--- start of Stored records ---

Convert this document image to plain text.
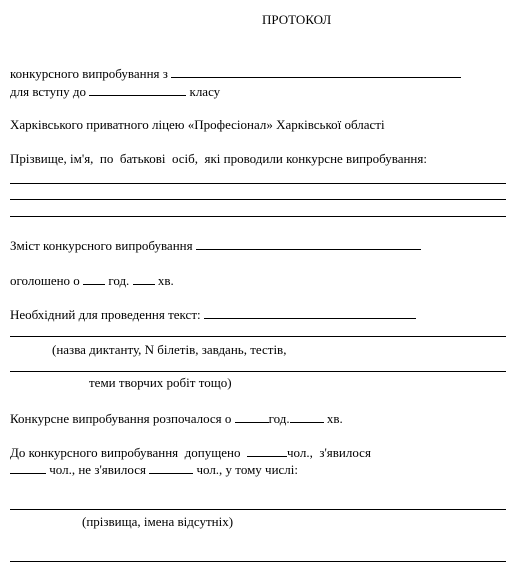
ПРОТОКОЛ
конкурсного випробування з
для вступу до	класу
Харківського приватного ліцею «Професіонал» Харківської області
Прізвище, ім'я,  по  батькові  осіб,  які проводили конкурсне випробування:
Зміст конкурсного випробування
оголошено о год. хв.
Необхідний для проведення текст:
(назва диктанту, N білетів, завдань, тестів,
теми творчих робіт тощо)
Конкурсне випробування розпочалося о	год.	хв.
До конкурсного випробування  допущено	чол.,  з'явилося
чол., не з'явилося	чол., у тому числі:
(прізвища, імена відсутніх)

--- end of Stored records ---

▶ **Exercise description**: Provide the number of lines in the data above that contain the string "конкурсного", and nothing else.

▶ **Response below**: 3